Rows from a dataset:

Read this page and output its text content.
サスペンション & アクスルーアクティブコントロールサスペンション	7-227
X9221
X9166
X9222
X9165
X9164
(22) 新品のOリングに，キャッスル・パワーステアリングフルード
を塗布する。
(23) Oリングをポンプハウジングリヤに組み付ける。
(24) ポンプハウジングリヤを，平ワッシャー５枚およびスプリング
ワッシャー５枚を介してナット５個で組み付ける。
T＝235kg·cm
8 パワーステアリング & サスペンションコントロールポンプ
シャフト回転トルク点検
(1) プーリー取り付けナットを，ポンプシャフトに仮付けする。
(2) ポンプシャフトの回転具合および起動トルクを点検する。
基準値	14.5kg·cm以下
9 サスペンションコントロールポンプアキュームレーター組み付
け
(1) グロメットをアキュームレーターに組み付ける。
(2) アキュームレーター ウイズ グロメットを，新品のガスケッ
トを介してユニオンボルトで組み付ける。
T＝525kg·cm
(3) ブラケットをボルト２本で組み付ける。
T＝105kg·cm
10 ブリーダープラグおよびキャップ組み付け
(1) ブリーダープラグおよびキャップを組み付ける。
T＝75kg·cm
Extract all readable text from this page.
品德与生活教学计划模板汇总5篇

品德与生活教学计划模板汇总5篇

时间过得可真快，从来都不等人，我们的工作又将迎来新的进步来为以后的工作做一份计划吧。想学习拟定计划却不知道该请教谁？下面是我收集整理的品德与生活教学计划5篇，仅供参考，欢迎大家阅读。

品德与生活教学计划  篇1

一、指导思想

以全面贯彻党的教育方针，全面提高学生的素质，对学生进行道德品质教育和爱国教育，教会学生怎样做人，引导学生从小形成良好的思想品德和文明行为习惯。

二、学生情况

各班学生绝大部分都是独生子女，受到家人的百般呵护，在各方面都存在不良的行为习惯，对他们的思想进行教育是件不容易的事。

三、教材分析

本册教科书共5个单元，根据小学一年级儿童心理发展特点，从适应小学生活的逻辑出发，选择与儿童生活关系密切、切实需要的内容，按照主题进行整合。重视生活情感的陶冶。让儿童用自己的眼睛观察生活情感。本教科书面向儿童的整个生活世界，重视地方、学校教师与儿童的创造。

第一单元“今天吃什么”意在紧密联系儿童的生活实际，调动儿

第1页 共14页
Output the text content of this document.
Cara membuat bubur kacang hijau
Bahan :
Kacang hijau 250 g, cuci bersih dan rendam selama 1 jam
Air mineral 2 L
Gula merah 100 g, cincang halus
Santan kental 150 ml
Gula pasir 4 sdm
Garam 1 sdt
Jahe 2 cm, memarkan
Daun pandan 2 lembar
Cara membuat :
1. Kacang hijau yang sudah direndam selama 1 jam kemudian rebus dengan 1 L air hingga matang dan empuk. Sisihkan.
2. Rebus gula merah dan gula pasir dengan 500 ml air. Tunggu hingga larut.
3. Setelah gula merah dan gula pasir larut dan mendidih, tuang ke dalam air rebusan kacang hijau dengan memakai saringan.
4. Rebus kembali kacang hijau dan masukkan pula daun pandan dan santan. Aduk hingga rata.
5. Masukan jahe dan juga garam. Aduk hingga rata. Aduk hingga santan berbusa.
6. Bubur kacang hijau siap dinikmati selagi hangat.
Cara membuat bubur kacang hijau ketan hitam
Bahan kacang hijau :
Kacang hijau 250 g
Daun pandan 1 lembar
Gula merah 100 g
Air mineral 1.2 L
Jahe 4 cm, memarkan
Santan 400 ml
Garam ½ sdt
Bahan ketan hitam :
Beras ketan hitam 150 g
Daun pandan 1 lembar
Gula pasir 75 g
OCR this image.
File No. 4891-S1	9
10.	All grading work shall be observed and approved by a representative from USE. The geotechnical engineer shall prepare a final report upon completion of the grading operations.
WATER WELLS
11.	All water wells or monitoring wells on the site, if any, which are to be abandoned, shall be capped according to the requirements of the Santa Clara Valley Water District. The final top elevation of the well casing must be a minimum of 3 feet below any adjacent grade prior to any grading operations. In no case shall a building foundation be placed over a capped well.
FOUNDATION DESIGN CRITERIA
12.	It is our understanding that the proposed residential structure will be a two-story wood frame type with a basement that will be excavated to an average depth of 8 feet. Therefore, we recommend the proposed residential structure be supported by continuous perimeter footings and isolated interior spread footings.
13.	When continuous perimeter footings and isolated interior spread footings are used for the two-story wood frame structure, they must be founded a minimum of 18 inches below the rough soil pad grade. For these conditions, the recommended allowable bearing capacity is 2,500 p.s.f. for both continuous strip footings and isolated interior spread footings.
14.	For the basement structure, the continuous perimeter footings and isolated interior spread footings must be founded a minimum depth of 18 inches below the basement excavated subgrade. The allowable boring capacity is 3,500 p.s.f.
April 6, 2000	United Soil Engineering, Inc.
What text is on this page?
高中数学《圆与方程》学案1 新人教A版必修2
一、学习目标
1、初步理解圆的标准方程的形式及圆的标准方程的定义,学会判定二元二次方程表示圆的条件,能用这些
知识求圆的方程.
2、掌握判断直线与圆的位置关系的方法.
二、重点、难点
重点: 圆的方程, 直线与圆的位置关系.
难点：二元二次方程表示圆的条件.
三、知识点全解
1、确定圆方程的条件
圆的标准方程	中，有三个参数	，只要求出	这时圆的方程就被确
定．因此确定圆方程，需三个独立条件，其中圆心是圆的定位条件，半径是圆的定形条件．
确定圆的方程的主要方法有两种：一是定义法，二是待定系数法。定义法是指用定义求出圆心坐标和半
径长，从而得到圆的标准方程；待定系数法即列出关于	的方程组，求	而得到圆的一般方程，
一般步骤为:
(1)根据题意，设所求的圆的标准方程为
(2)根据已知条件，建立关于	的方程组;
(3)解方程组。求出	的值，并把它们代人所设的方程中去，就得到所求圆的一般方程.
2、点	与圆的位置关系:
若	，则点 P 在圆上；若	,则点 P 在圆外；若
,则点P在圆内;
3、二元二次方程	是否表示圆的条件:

* **Task to carry out**:
Select all lines in the listing that include the word "final".

* **Response below**:
10.	All grading work shall be observed and approved by a representative from USE. The geotechnical engineer shall prepare a final report upon completion of the grading operations.
11.	All water wells or monitoring wells on the site, if any, which are to be abandoned, shall be capped according to the requirements of the Santa Clara Valley Water District. The final top elevation of the well casing must be a minimum of 3 feet below any adjacent grade prior to any grading operations. In no case shall a building foundation be placed over a capped well.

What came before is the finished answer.